Aim
In the material below, find every line with "JSON" and pull it out.

Stored data

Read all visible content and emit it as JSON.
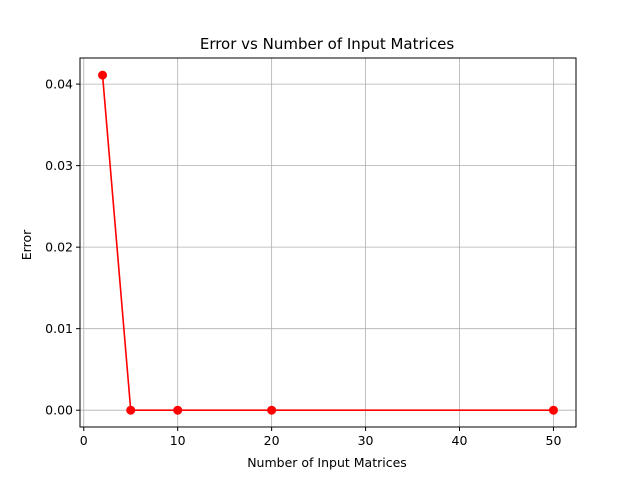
{
  "chart_data": {
    "type": "line",
    "title": "Error vs Number of Input Matrices",
    "xlabel": "Number of Input Matrices",
    "ylabel": "Error",
    "xlim": [
      -0.4,
      52.4
    ],
    "ylim": [
      -0.00206,
      0.0432
    ],
    "xticks": [
      0,
      10,
      20,
      30,
      40,
      50
    ],
    "yticks": [
      0.0,
      0.01,
      0.02,
      0.03,
      0.04
    ],
    "xtick_labels": [
      "0",
      "10",
      "20",
      "30",
      "40",
      "50"
    ],
    "ytick_labels": [
      "0.00",
      "0.01",
      "0.02",
      "0.03",
      "0.04"
    ],
    "grid": true,
    "series": [
      {
        "x": [
          2,
          5,
          10,
          20,
          50
        ],
        "y": [
          0.0411,
          0.0,
          0.0,
          0.0,
          0.0
        ],
        "color": "#ff0000",
        "marker": "circle"
      }
    ]
  }
}
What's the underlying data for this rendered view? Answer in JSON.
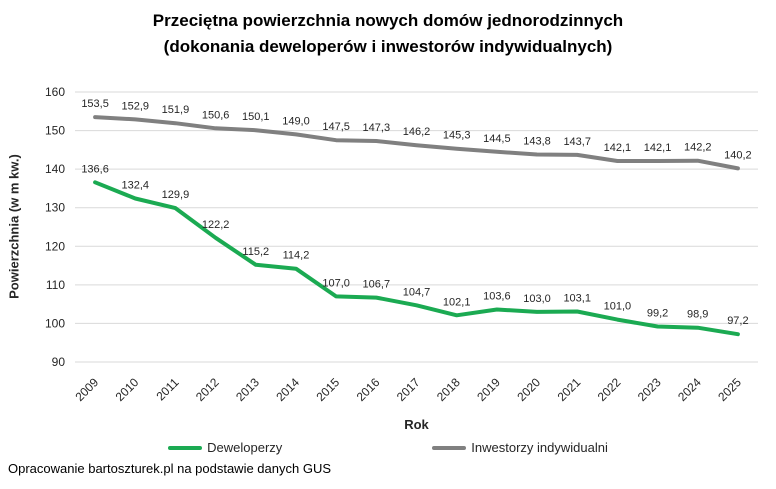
{
  "title": {
    "line1": "Przeciętna powierzchnia nowych domów jednorodzinnych",
    "line2": "(dokonania deweloperów i inwestorów indywidualnych)"
  },
  "footer": "Opracowanie bartoszturek.pl na podstawie danych GUS",
  "chart_data": {
    "type": "line",
    "x": [
      2009,
      2010,
      2011,
      2012,
      2013,
      2014,
      2015,
      2016,
      2017,
      2018,
      2019,
      2020,
      2021,
      2022,
      2023,
      2024,
      2025
    ],
    "series": [
      {
        "name": "Deweloperzy",
        "color": "#1BAA52",
        "values": [
          136.6,
          132.4,
          129.9,
          122.2,
          115.2,
          114.2,
          107.0,
          106.7,
          104.7,
          102.1,
          103.6,
          103.0,
          103.1,
          101.0,
          99.2,
          98.9,
          97.2
        ]
      },
      {
        "name": "Inwestorzy indywidualni",
        "color": "#808080",
        "values": [
          153.5,
          152.9,
          151.9,
          150.6,
          150.1,
          149.0,
          147.5,
          147.3,
          146.2,
          145.3,
          144.5,
          143.8,
          143.7,
          142.1,
          142.1,
          142.2,
          140.2
        ]
      }
    ],
    "xlabel": "Rok",
    "ylabel": "Powierzchnia (w m kw.)",
    "ylim": [
      90,
      160
    ],
    "ytick_step": 10,
    "grid": true,
    "gridline_color": "#d9d9d9",
    "legend_position": "bottom",
    "decimal_separator": ","
  }
}
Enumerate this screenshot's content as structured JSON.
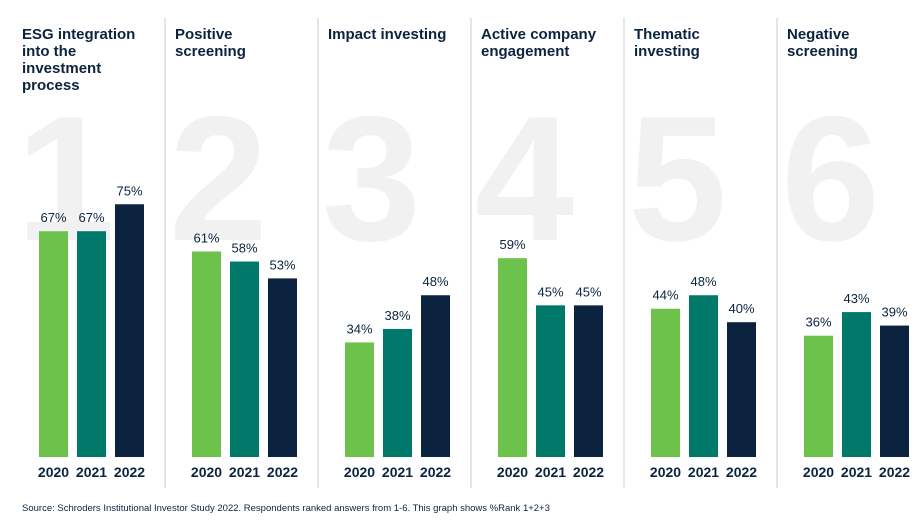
{
  "chart_data": [
    {
      "type": "bar",
      "rank": 1,
      "title": "ESG integration into the investment process",
      "categories": [
        "2020",
        "2021",
        "2022"
      ],
      "colors": [
        "#6cc24a",
        "#00786a",
        "#0c2340"
      ],
      "values": [
        67,
        67,
        75
      ],
      "value_labels": [
        "67%",
        "67%",
        "75%"
      ]
    },
    {
      "type": "bar",
      "rank": 2,
      "title": "Positive screening",
      "categories": [
        "2020",
        "2021",
        "2022"
      ],
      "colors": [
        "#6cc24a",
        "#00786a",
        "#0c2340"
      ],
      "values": [
        61,
        58,
        53
      ],
      "value_labels": [
        "61%",
        "58%",
        "53%"
      ]
    },
    {
      "type": "bar",
      "rank": 3,
      "title": "Impact investing",
      "categories": [
        "2020",
        "2021",
        "2022"
      ],
      "colors": [
        "#6cc24a",
        "#00786a",
        "#0c2340"
      ],
      "values": [
        34,
        38,
        48
      ],
      "value_labels": [
        "34%",
        "38%",
        "48%"
      ]
    },
    {
      "type": "bar",
      "rank": 4,
      "title": "Active company engagement",
      "categories": [
        "2020",
        "2021",
        "2022"
      ],
      "colors": [
        "#6cc24a",
        "#00786a",
        "#0c2340"
      ],
      "values": [
        59,
        45,
        45
      ],
      "value_labels": [
        "59%",
        "45%",
        "45%"
      ]
    },
    {
      "type": "bar",
      "rank": 5,
      "title": "Thematic investing",
      "categories": [
        "2020",
        "2021",
        "2022"
      ],
      "colors": [
        "#6cc24a",
        "#00786a",
        "#0c2340"
      ],
      "values": [
        44,
        48,
        40
      ],
      "value_labels": [
        "44%",
        "48%",
        "40%"
      ]
    },
    {
      "type": "bar",
      "rank": 6,
      "title": "Negative screening",
      "categories": [
        "2020",
        "2021",
        "2022"
      ],
      "colors": [
        "#6cc24a",
        "#00786a",
        "#0c2340"
      ],
      "values": [
        36,
        43,
        39
      ],
      "value_labels": [
        "36%",
        "43%",
        "39%"
      ]
    }
  ],
  "source": "Source: Schroders Institutional Investor Study 2022. Respondents ranked answers from 1-6. This graph shows %Rank 1+2+3"
}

Exercise response
Read all visible content and emit it as JSON.
What's the underlying data for this rendered view? Answer in JSON.
Enumerate this screenshot's content as structured JSON.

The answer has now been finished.